── Data supplied
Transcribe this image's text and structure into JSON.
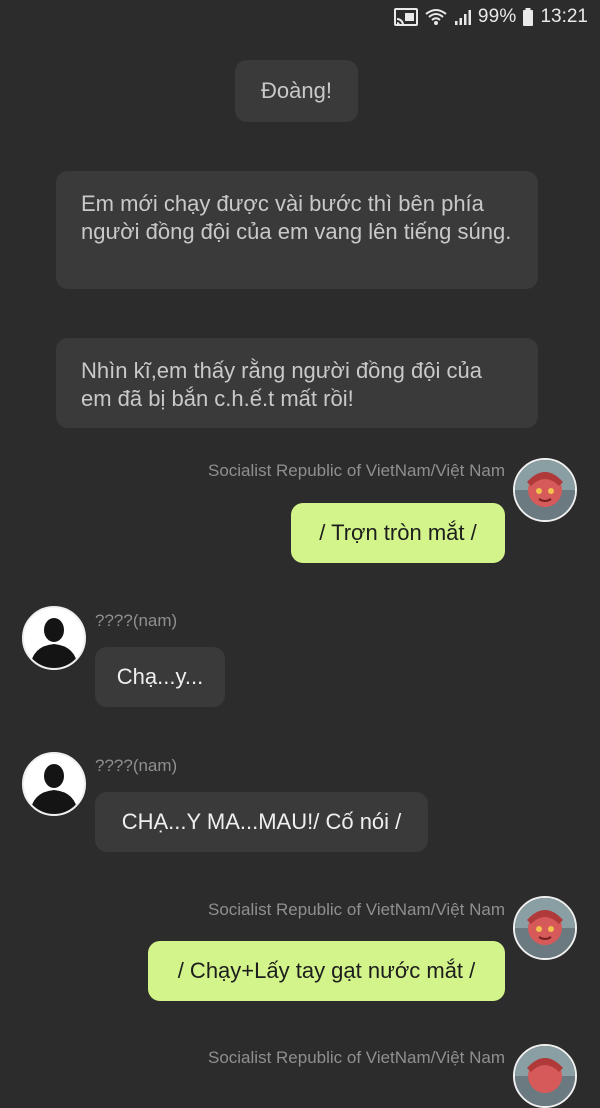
{
  "status_bar": {
    "battery_percent": "99%",
    "time": "13:21",
    "icons": [
      "cast-icon",
      "wifi-icon",
      "signal-icon",
      "battery-icon"
    ]
  },
  "narration": [
    "Đoàng!",
    "Em mới chạy được vài bước thì bên phía người đồng đội của em vang lên tiếng súng.",
    "Nhìn kĩ,em thấy rằng người đồng đội của em đã bị bắn c.h.ế.t mất rồi!"
  ],
  "messages": [
    {
      "sender": "Socialist Republic of VietNam/Việt  Nam",
      "side": "right",
      "text": "/ Trợn tròn mắt /"
    },
    {
      "sender": "????(nam)",
      "side": "left",
      "text": "Chạ...y..."
    },
    {
      "sender": "????(nam)",
      "side": "left",
      "text": "CHẠ...Y MA...MAU!/ Cố nói /"
    },
    {
      "sender": "Socialist Republic of VietNam/Việt  Nam",
      "side": "right",
      "text": "/ Chạy+Lấy tay gạt nước mắt /"
    },
    {
      "sender": "Socialist Republic of VietNam/Việt  Nam",
      "side": "right",
      "text": ""
    }
  ],
  "colors": {
    "background": "#2c2c2c",
    "narration_bubble": "#3a3a3a",
    "my_bubble": "#d2f48a",
    "other_bubble": "#3a3a3a",
    "sender_name": "#8f8f8f"
  }
}
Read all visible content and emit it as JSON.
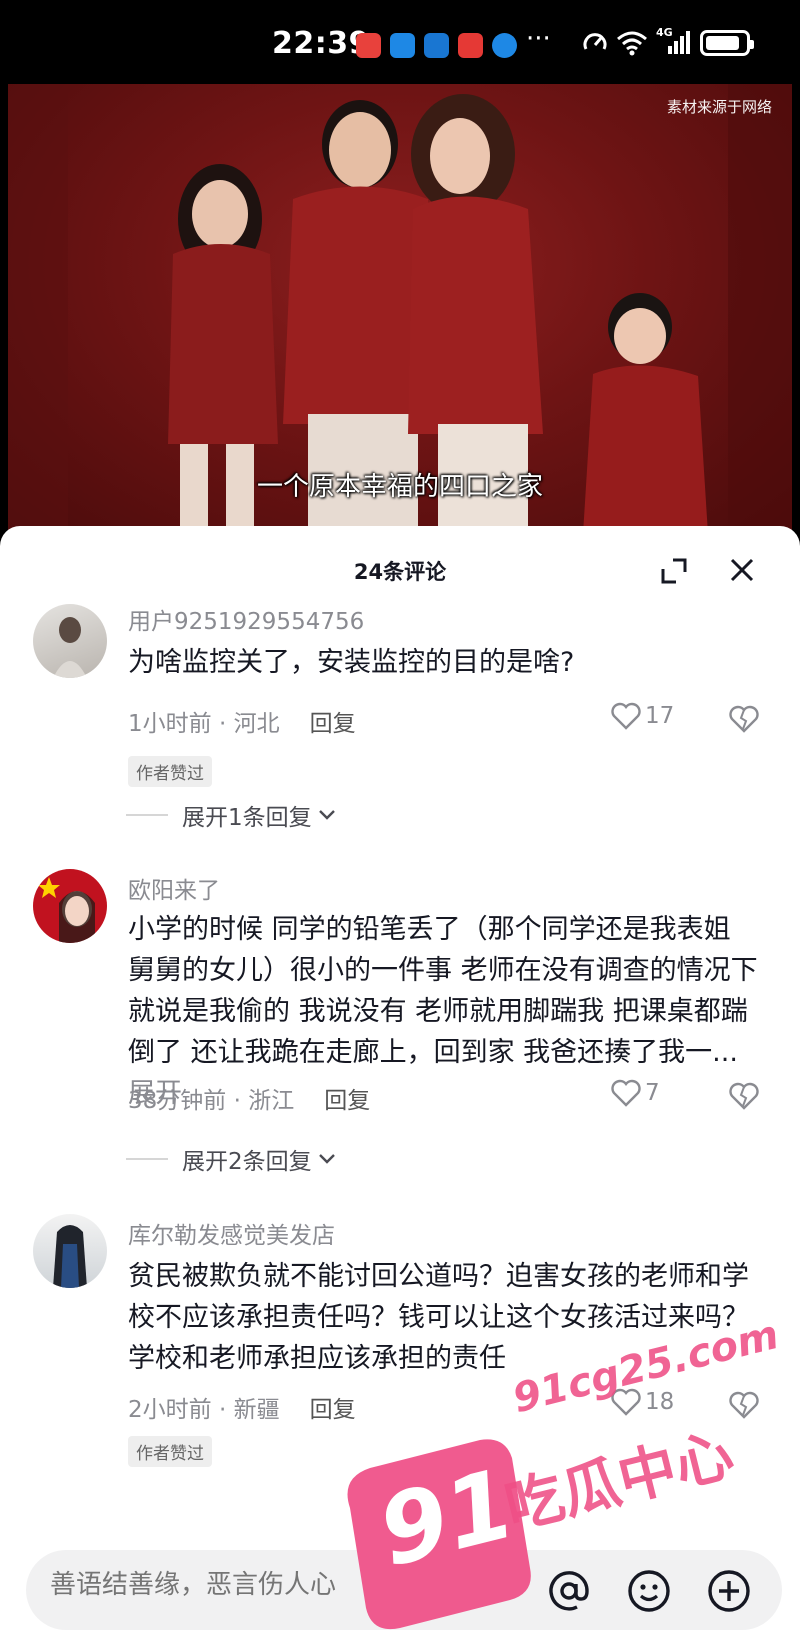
{
  "status_bar": {
    "time": "22:39",
    "app_icon_colors": [
      "#e8413c",
      "#1e88e5",
      "#1976d2",
      "#e53935",
      "#1e88e5"
    ],
    "more": "···",
    "network": "4G"
  },
  "video": {
    "watermark": "素材来源于网络",
    "subtitle": "一个原本幸福的四口之家"
  },
  "comments_panel": {
    "title": "24条评论",
    "comments": [
      {
        "user": "用户9251929554756",
        "text": "为啥监控关了，安装监控的目的是啥?",
        "time_location": "1小时前 · 河北",
        "reply_label": "回复",
        "likes": "17",
        "author_badge": "作者赞过",
        "expand_replies": "展开1条回复"
      },
      {
        "user": "欧阳来了",
        "text": "小学的时候 同学的铅笔丢了（那个同学还是我表姐 舅舅的女儿）很小的一件事 老师在没有调查的情况下 就说是我偷的 我说没有 老师就用脚踹我 把课桌都踹倒了 还让我跪在走廊上，回到家 我爸还揍了我一...",
        "expand_label": "展开",
        "time_location": "38分钟前 · 浙江",
        "reply_label": "回复",
        "likes": "7",
        "expand_replies": "展开2条回复"
      },
      {
        "user": "库尔勒发感觉美发店",
        "text": "贫民被欺负就不能讨回公道吗？迫害女孩的老师和学校不应该承担责任吗？钱可以让这个女孩活过来吗？学校和老师承担应该承担的责任",
        "time_location": "2小时前 · 新疆",
        "reply_label": "回复",
        "likes": "18",
        "author_badge": "作者赞过"
      }
    ]
  },
  "input_bar": {
    "placeholder": "善语结善缘，恶言伤人心"
  },
  "overlay_watermark": {
    "number": "91",
    "url": "91cg25.com",
    "label": "吃瓜中心",
    "color": "#ef4f86"
  }
}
────
* [Short problem]:
The pictures should not appear in the copy; every other part of the records above must be returned exactly.

* [Task output]:
Transcribe this image's text and structure into JSON.
{
  "status_bar": {
    "battery_percent": "99%",
    "time": "13:21",
    "icons": [
      "cast-icon",
      "wifi-icon",
      "signal-icon",
      "battery-icon"
    ]
  },
  "narration": [
    "Đoàng!",
    "Em mới chạy được vài bước thì bên phía người đồng đội của em vang lên tiếng súng.",
    "Nhìn kĩ,em thấy rằng người đồng đội của em đã bị bắn c.h.ế.t mất rồi!"
  ],
  "messages": [
    {
      "sender": "Socialist Republic of VietNam/Việt  Nam",
      "side": "right",
      "text": "/ Trợn tròn mắt /"
    },
    {
      "sender": "????(nam)",
      "side": "left",
      "text": "Chạ...y..."
    },
    {
      "sender": "????(nam)",
      "side": "left",
      "text": "CHẠ...Y MA...MAU!/ Cố nói /"
    },
    {
      "sender": "Socialist Republic of VietNam/Việt  Nam",
      "side": "right",
      "text": "/ Chạy+Lấy tay gạt nước mắt /"
    },
    {
      "sender": "Socialist Republic of VietNam/Việt  Nam",
      "side": "right",
      "text": ""
    }
  ],
  "colors": {
    "background": "#2c2c2c",
    "narration_bubble": "#3a3a3a",
    "my_bubble": "#d2f48a",
    "other_bubble": "#3a3a3a",
    "sender_name": "#8f8f8f"
  }
}
Read all visible content and emit it as JSON.
{
  "status_bar": {
    "time": "22:39",
    "app_icon_colors": [
      "#e8413c",
      "#1e88e5",
      "#1976d2",
      "#e53935",
      "#1e88e5"
    ],
    "more": "···",
    "network": "4G"
  },
  "video": {
    "watermark": "素材来源于网络",
    "subtitle": "一个原本幸福的四口之家"
  },
  "comments_panel": {
    "title": "24条评论",
    "comments": [
      {
        "user": "用户9251929554756",
        "text": "为啥监控关了，安装监控的目的是啥?",
        "time_location": "1小时前 · 河北",
        "reply_label": "回复",
        "likes": "17",
        "author_badge": "作者赞过",
        "expand_replies": "展开1条回复"
      },
      {
        "user": "欧阳来了",
        "text": "小学的时候 同学的铅笔丢了（那个同学还是我表姐 舅舅的女儿）很小的一件事 老师在没有调查的情况下 就说是我偷的 我说没有 老师就用脚踹我 把课桌都踹倒了 还让我跪在走廊上，回到家 我爸还揍了我一...",
        "expand_label": "展开",
        "time_location": "38分钟前 · 浙江",
        "reply_label": "回复",
        "likes": "7",
        "expand_replies": "展开2条回复"
      },
      {
        "user": "库尔勒发感觉美发店",
        "text": "贫民被欺负就不能讨回公道吗？迫害女孩的老师和学校不应该承担责任吗？钱可以让这个女孩活过来吗？学校和老师承担应该承担的责任",
        "time_location": "2小时前 · 新疆",
        "reply_label": "回复",
        "likes": "18",
        "author_badge": "作者赞过"
      }
    ]
  },
  "input_bar": {
    "placeholder": "善语结善缘，恶言伤人心"
  },
  "overlay_watermark": {
    "number": "91",
    "url": "91cg25.com",
    "label": "吃瓜中心",
    "color": "#ef4f86"
  }
}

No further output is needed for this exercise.